AIM OF THE TASK |
How many lines in the records below contain the word "built"? Give only the number.

MATERIAL FOR THE TASK |
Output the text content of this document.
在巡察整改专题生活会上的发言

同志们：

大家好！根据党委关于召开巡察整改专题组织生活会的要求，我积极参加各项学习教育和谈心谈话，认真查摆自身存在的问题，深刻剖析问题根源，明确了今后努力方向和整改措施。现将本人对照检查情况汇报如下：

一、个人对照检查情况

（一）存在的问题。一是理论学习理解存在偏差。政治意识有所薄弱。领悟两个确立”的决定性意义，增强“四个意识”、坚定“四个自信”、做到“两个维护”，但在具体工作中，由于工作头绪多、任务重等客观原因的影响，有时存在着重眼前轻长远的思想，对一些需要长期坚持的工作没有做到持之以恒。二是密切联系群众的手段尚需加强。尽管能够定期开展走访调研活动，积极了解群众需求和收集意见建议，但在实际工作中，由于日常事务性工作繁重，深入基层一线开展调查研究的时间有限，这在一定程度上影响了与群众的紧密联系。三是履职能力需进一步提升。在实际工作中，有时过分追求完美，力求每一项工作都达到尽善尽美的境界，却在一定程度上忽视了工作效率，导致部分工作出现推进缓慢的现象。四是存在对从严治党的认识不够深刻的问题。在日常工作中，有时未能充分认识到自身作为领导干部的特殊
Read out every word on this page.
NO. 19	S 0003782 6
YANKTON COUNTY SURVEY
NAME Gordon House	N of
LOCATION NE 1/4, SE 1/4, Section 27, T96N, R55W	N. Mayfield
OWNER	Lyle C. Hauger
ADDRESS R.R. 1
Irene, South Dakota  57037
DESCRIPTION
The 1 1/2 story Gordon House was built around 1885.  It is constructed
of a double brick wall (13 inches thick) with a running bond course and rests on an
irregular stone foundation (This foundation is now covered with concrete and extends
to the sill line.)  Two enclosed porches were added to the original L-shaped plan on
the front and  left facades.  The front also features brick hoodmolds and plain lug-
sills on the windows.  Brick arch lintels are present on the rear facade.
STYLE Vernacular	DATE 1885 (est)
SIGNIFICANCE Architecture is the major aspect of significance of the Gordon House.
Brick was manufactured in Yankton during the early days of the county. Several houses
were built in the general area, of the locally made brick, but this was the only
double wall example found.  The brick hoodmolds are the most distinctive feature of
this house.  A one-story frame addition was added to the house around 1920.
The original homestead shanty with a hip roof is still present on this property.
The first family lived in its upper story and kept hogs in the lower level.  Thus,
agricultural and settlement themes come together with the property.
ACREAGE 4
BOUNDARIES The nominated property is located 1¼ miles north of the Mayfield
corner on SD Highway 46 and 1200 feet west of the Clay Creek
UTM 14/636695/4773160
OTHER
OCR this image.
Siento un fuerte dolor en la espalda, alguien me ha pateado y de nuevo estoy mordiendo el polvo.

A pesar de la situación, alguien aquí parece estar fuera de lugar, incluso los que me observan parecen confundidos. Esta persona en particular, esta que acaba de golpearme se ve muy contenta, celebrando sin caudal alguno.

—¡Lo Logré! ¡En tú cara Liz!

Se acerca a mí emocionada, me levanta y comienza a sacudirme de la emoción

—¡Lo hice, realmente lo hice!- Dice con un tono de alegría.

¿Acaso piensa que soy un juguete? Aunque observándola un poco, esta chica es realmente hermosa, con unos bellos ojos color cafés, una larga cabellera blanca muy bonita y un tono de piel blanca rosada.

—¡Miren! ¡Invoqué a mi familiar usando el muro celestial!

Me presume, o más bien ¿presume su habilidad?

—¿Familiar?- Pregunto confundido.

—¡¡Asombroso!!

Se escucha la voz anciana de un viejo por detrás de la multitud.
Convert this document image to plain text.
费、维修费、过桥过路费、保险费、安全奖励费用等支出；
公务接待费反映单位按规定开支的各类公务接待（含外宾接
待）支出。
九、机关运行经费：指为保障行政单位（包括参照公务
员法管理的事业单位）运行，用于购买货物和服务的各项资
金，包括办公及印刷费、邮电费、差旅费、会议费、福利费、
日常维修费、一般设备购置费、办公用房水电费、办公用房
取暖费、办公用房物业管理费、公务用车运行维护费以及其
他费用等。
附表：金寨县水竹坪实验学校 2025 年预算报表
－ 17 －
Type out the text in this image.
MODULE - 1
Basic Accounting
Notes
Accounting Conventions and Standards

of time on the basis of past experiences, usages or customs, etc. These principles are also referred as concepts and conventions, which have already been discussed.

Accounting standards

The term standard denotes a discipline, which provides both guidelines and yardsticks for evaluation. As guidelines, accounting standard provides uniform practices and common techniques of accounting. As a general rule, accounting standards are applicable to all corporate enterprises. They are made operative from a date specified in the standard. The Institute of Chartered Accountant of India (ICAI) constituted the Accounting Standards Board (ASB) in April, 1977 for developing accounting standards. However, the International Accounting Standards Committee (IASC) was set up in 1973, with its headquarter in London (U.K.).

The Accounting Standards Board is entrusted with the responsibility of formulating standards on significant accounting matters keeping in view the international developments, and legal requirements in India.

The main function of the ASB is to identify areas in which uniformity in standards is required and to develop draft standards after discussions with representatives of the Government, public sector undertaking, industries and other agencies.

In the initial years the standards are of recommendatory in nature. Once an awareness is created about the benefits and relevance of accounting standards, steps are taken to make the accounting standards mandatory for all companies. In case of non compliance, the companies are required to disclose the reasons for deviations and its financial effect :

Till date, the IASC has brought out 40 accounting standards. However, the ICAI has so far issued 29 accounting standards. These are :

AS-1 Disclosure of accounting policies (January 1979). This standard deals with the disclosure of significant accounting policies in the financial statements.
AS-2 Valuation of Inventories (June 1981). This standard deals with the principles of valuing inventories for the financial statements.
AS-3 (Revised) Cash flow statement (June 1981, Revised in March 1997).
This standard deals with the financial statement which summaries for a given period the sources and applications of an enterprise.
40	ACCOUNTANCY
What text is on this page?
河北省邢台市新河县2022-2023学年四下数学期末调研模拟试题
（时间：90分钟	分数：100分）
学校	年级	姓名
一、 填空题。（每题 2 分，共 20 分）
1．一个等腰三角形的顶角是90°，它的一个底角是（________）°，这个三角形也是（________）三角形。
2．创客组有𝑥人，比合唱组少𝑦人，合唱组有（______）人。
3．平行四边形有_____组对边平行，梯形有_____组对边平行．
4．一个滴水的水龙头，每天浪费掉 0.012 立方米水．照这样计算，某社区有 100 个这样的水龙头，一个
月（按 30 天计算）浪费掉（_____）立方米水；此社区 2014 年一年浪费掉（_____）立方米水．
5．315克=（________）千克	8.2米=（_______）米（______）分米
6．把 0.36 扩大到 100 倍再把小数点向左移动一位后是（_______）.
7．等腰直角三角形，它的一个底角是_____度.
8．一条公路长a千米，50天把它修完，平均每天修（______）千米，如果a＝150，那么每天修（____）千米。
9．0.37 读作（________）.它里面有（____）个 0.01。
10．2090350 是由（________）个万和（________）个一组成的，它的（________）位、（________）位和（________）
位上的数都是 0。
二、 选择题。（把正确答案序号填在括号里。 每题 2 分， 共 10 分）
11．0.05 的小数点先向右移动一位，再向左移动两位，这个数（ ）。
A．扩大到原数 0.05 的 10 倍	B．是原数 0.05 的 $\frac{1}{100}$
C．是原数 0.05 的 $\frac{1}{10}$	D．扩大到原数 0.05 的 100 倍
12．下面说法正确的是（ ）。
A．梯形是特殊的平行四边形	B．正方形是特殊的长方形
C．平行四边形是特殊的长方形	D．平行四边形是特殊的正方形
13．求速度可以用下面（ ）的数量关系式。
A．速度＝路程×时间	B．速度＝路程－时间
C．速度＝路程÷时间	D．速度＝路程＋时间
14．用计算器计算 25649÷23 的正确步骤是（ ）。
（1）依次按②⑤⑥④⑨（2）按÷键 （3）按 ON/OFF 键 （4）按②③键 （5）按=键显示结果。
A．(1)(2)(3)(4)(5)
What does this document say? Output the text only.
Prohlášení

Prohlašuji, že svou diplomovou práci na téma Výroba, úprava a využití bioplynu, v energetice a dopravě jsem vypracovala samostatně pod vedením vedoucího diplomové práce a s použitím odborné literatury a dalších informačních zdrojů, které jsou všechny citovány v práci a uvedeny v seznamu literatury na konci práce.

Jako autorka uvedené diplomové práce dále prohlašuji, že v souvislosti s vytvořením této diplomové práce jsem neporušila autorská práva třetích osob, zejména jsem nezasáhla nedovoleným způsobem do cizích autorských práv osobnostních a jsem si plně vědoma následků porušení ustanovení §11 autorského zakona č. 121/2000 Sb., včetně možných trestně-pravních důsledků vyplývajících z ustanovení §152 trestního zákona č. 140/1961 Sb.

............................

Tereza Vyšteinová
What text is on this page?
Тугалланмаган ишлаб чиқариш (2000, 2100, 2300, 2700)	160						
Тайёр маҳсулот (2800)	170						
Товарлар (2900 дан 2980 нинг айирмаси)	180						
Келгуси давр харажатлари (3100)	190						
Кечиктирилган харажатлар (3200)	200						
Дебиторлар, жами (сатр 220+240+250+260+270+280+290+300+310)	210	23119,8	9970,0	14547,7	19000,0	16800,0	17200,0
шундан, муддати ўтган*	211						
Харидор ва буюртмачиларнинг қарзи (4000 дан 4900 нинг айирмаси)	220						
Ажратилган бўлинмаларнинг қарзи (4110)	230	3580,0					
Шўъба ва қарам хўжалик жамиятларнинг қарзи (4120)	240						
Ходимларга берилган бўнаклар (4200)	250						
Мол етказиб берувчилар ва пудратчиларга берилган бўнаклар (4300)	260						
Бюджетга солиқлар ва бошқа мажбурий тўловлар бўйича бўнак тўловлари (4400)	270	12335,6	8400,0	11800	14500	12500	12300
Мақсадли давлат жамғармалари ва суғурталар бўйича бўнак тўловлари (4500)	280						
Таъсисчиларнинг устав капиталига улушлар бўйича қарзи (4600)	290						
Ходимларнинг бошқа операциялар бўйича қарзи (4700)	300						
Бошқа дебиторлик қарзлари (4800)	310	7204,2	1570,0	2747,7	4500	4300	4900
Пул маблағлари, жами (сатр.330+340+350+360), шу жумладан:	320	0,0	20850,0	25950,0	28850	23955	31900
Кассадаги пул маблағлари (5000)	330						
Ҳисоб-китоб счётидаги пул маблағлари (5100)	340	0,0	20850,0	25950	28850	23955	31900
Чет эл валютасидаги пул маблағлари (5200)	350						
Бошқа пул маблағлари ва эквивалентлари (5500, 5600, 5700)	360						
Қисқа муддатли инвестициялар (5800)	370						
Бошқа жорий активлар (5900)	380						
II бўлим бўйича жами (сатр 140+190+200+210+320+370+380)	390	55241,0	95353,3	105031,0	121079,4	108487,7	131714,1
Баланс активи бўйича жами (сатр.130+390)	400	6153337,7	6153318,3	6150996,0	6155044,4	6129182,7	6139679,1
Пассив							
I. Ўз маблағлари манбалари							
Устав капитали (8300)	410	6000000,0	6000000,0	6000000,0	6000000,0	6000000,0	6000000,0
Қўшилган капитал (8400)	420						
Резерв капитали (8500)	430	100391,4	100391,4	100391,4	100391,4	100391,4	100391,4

PROBLEM SOLUTION |
2